• Exercise brief: From the listing that follows, reproduce only the lines from the one holding "Decode this image" through the one holding "What's the underlying", both included, with no pictures.

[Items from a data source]
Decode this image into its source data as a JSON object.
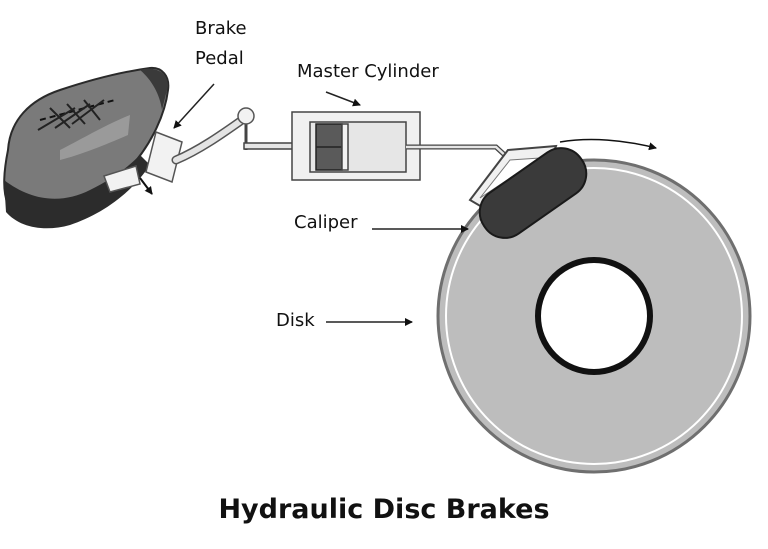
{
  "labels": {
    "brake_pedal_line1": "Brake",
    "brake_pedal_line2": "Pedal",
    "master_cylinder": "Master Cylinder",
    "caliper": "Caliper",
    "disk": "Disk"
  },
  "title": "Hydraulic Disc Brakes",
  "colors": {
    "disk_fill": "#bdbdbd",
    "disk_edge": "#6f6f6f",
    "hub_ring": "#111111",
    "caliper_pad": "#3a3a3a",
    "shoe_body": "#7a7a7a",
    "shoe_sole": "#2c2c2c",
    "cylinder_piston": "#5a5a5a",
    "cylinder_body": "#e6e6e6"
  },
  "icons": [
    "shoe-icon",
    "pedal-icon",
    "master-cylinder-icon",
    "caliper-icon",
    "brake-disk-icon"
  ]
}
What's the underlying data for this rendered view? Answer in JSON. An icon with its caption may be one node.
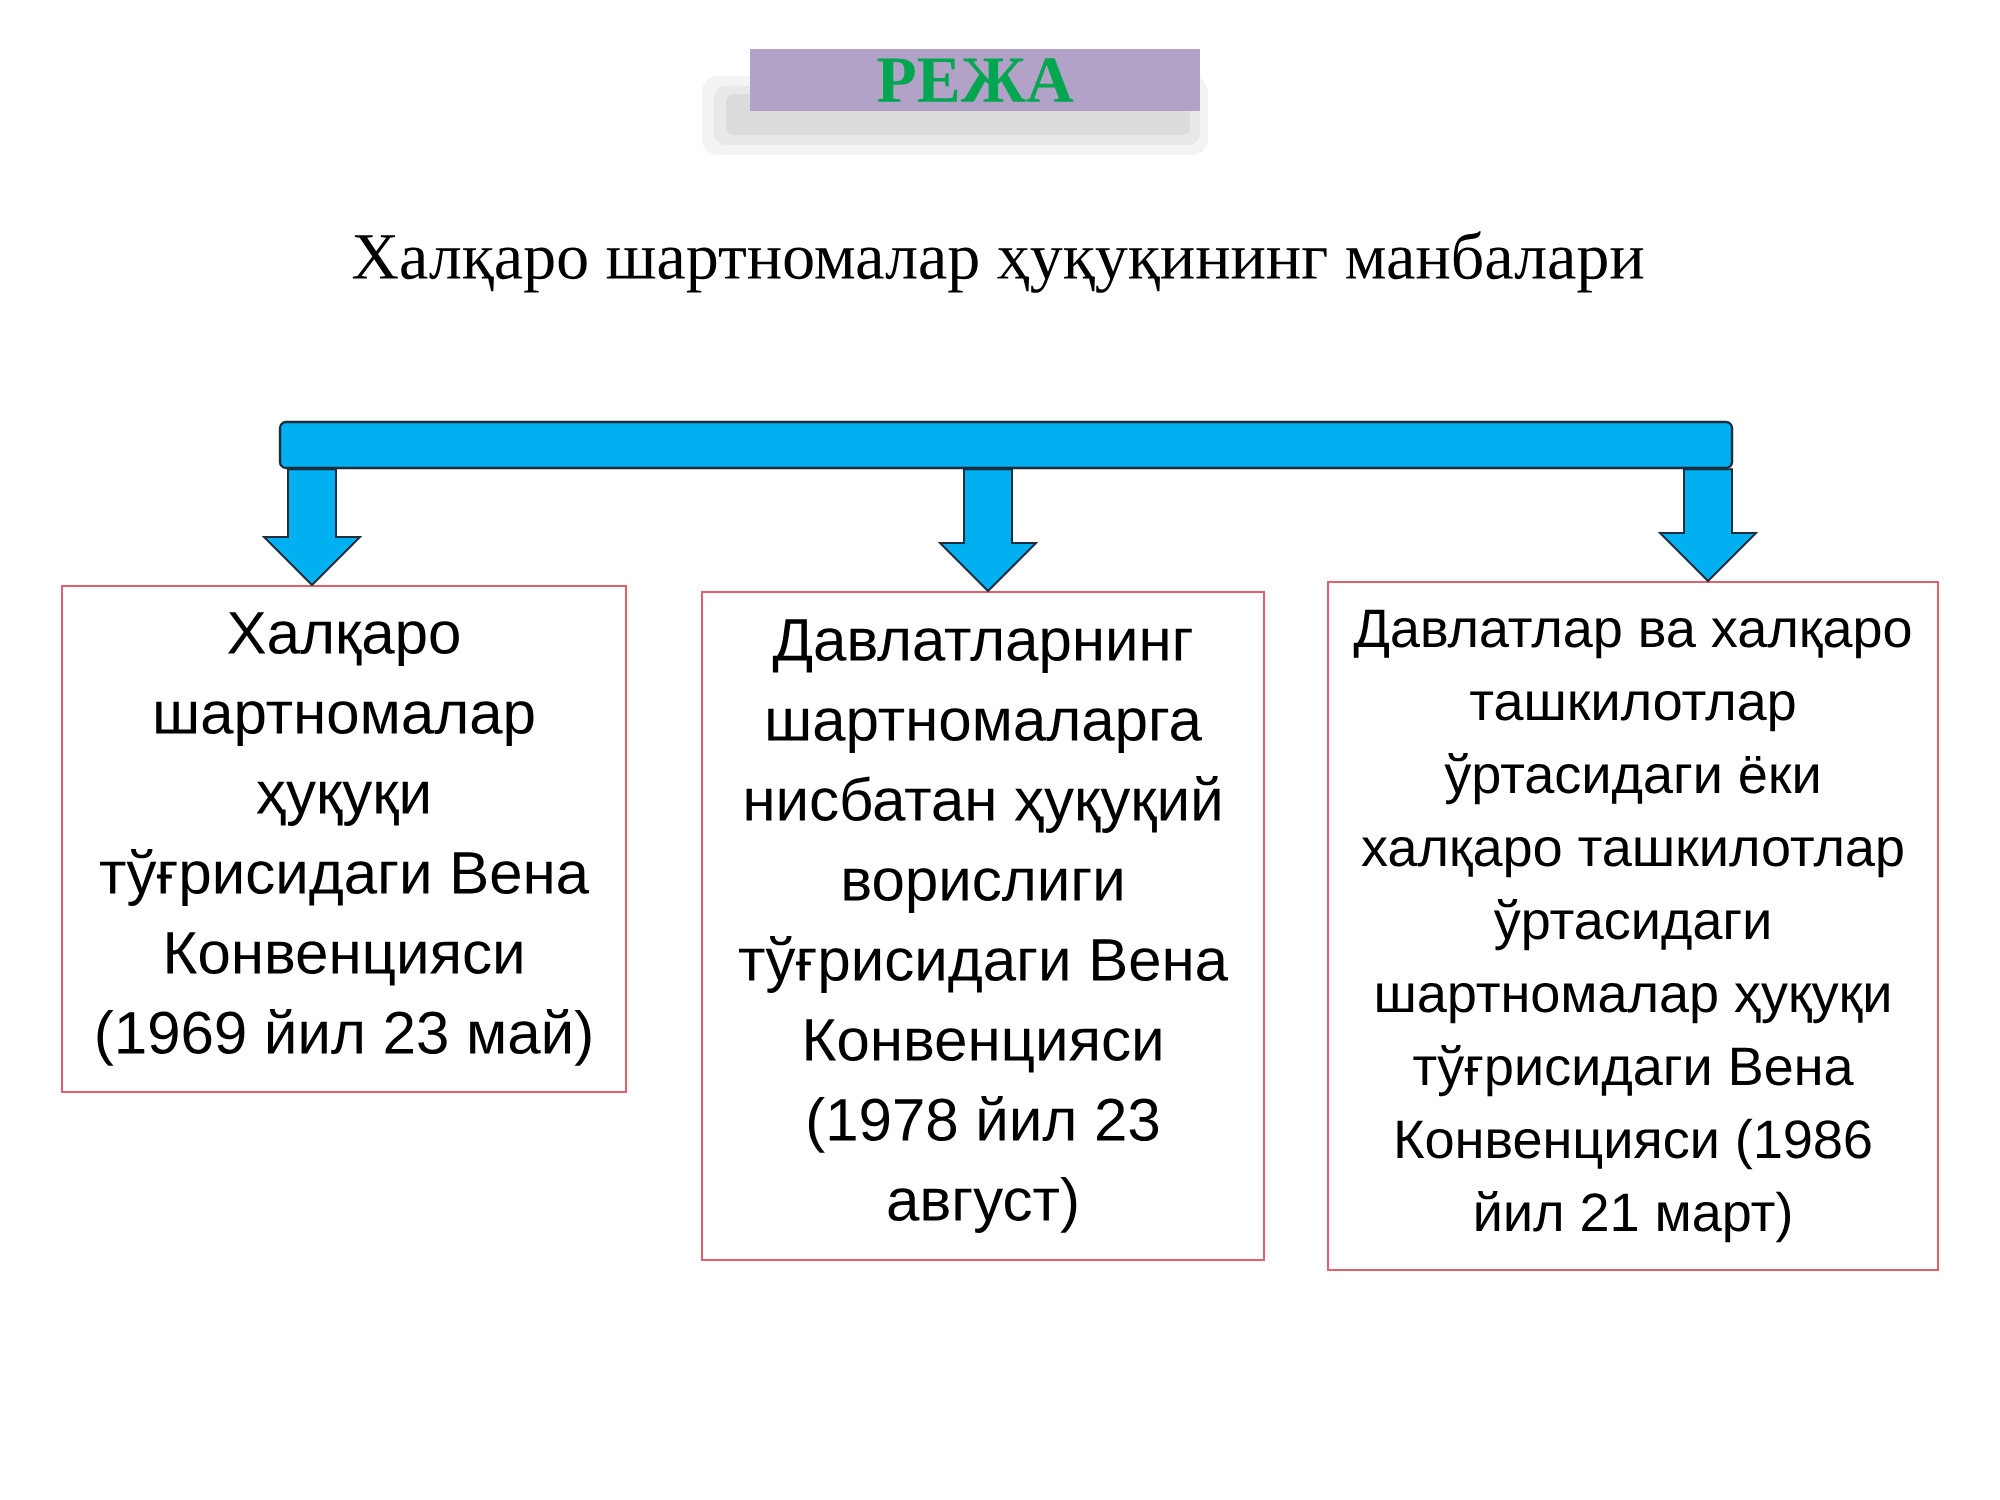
--
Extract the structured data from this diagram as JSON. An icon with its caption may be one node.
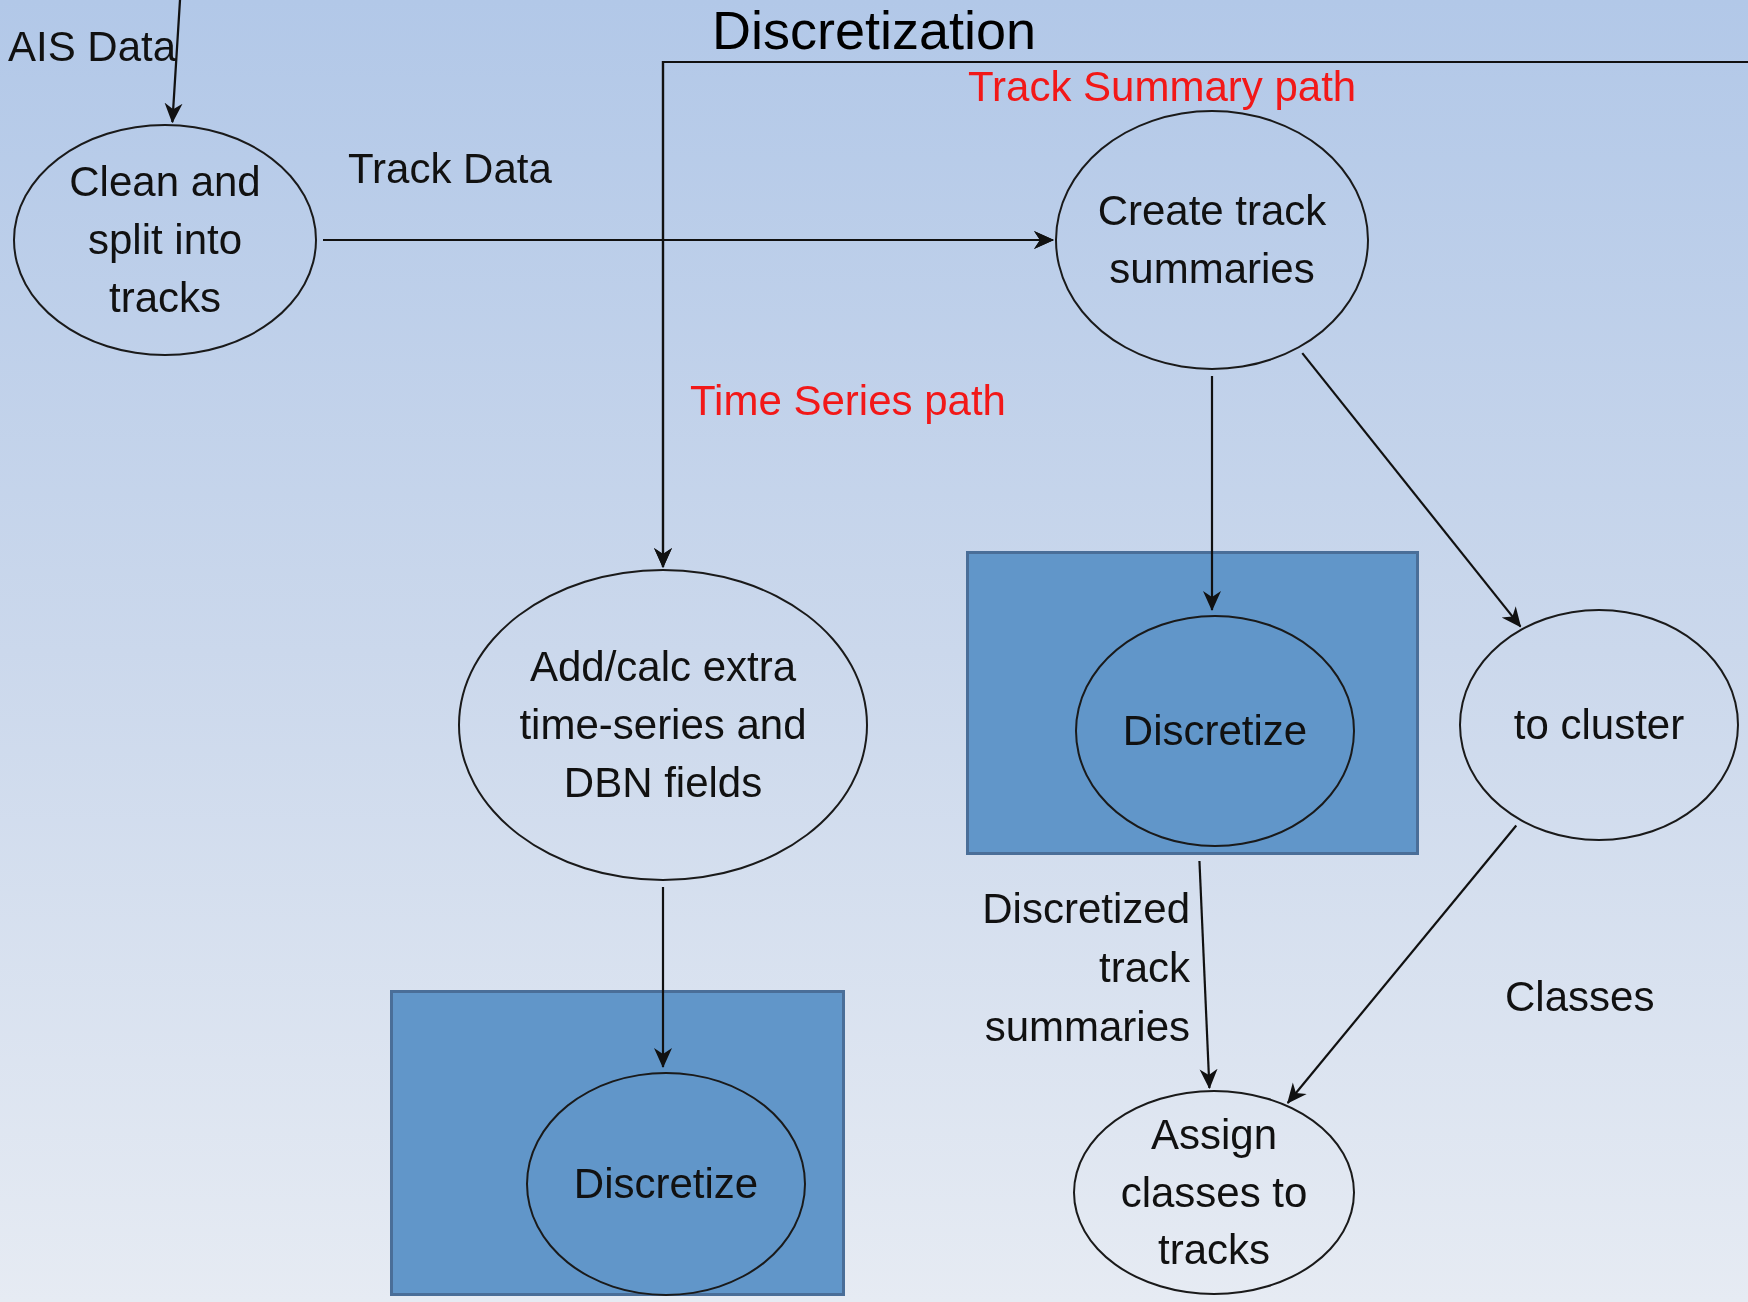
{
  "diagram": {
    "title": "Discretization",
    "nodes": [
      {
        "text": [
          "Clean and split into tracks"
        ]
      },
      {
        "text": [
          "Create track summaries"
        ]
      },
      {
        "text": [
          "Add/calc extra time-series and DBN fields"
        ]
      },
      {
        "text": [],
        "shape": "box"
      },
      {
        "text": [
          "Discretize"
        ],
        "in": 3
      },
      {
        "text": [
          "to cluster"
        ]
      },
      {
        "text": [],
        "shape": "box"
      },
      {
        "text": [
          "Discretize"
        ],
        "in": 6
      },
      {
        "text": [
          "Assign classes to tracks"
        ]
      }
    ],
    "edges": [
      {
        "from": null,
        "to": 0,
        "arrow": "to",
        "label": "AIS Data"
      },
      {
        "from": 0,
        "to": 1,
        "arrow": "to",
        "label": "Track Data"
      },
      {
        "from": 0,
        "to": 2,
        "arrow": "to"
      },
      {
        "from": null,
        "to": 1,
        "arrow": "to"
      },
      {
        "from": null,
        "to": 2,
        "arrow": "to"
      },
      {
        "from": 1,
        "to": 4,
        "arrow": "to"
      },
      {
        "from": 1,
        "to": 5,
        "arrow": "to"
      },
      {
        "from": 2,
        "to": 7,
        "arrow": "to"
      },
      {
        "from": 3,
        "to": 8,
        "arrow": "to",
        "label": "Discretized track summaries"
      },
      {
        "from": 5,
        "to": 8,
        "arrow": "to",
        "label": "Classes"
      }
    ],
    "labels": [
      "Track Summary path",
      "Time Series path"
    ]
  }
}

• Problem solution:
Decode this image into its source data as a JSON object.
{
  "labels": {
    "brake_pedal_line1": "Brake",
    "brake_pedal_line2": "Pedal",
    "master_cylinder": "Master Cylinder",
    "caliper": "Caliper",
    "disk": "Disk"
  },
  "title": "Hydraulic Disc Brakes",
  "colors": {
    "disk_fill": "#bdbdbd",
    "disk_edge": "#6f6f6f",
    "hub_ring": "#111111",
    "caliper_pad": "#3a3a3a",
    "shoe_body": "#7a7a7a",
    "shoe_sole": "#2c2c2c",
    "cylinder_piston": "#5a5a5a",
    "cylinder_body": "#e6e6e6"
  },
  "icons": [
    "shoe-icon",
    "pedal-icon",
    "master-cylinder-icon",
    "caliper-icon",
    "brake-disk-icon"
  ]
}
What's the underlying data for this rendered view? Answer in JSON. An icon with its caption may be one node.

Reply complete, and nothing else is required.